▶ [Task description]
Give only the number of lines in the records that include the string "values".

▶ [Exercise inputs]
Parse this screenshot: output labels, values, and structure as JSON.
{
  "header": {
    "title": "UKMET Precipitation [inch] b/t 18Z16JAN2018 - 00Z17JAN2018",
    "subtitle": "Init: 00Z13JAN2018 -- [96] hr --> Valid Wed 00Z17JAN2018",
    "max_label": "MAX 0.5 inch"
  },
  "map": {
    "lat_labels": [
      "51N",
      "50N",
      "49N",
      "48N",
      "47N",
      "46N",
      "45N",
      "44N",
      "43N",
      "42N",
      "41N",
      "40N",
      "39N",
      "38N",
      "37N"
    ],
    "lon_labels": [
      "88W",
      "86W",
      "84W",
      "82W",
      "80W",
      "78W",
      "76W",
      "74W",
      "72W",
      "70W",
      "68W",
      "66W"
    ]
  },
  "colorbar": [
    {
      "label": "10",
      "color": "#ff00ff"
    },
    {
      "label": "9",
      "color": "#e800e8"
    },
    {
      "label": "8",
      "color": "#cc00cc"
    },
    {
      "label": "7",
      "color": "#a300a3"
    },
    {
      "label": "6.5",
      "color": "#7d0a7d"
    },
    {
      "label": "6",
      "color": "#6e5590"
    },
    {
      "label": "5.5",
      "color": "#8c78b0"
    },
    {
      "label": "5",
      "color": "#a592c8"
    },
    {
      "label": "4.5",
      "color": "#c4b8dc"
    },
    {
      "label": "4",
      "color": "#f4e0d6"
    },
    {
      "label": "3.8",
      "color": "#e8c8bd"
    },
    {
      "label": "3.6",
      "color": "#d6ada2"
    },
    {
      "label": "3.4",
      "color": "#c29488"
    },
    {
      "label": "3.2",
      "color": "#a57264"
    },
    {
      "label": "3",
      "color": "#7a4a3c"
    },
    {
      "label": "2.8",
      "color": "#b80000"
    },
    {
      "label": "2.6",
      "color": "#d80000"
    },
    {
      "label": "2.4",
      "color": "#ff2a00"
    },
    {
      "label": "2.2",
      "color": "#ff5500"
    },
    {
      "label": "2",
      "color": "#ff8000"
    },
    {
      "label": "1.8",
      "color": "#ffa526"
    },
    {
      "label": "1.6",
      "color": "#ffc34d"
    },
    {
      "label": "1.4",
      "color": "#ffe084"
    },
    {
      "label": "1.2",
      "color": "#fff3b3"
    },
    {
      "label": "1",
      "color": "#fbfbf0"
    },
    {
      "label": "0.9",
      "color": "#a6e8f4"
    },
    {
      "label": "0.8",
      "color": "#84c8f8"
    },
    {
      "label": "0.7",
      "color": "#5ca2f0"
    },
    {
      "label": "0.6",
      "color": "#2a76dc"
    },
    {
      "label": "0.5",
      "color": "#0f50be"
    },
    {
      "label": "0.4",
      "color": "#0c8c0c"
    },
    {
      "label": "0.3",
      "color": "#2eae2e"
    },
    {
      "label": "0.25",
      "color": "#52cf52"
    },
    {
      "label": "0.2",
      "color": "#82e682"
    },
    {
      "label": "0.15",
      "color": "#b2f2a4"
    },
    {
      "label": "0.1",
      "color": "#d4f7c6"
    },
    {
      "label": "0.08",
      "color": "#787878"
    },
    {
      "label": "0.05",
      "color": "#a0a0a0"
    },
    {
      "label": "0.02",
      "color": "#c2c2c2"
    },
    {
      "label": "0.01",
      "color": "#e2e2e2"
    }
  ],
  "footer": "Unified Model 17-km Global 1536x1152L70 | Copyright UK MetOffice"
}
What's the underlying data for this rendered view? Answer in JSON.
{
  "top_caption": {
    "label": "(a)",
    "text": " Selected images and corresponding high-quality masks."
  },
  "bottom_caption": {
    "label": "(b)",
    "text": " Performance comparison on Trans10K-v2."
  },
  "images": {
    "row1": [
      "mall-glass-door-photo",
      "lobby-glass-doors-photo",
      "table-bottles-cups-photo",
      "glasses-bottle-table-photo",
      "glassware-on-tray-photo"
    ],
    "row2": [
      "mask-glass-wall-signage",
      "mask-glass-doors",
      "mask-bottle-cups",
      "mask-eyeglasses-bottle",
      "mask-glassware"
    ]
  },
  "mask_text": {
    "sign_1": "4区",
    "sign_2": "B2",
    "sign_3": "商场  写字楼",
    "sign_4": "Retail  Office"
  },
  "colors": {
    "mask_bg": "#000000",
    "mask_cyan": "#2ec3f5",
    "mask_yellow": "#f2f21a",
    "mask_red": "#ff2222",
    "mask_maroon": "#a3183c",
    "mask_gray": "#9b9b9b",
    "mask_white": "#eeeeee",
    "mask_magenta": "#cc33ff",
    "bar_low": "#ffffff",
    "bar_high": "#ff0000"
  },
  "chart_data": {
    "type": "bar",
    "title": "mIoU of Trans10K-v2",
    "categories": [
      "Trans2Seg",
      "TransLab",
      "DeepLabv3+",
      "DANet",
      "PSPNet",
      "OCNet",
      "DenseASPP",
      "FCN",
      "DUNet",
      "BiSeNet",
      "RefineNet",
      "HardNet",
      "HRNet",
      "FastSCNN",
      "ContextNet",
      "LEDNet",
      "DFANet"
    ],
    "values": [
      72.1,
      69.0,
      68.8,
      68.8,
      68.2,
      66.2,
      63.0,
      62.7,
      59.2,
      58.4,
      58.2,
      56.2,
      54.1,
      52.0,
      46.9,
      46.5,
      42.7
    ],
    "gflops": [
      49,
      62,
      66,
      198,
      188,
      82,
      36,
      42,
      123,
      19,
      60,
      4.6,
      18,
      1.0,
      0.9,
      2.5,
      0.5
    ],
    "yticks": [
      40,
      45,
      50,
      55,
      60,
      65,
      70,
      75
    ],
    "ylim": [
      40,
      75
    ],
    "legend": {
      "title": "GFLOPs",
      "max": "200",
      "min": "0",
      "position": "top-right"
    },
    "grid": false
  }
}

▶ [Worked solution]
2